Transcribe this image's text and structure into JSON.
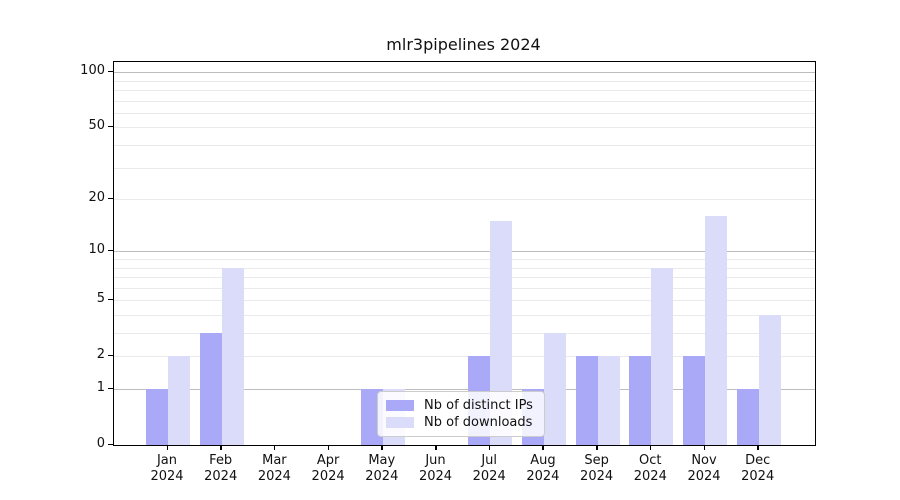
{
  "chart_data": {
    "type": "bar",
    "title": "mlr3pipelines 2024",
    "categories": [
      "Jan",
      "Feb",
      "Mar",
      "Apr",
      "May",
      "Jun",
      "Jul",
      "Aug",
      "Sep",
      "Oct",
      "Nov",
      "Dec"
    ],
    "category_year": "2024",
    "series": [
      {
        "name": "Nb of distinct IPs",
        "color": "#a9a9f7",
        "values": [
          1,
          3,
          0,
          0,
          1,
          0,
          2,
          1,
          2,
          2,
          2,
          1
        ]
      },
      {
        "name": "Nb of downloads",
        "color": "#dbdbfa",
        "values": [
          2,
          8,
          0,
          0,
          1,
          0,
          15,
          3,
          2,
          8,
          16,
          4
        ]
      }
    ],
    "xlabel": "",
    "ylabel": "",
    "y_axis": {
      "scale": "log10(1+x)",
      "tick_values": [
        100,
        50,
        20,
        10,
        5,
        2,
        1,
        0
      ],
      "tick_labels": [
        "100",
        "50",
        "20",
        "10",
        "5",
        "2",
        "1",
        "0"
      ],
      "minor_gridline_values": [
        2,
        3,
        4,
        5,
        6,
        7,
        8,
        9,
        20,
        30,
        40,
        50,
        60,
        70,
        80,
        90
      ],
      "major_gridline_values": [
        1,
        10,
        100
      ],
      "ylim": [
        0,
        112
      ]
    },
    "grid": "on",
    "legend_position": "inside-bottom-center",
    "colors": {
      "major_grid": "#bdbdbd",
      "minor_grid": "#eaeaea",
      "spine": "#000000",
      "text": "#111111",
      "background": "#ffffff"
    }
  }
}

------

### THE REQUEST
Using the entries above, find all lines with "text". Copy them.

### FINISHED TASK
Transcribe this image's text and structure into JSON.
      "text": "#111111",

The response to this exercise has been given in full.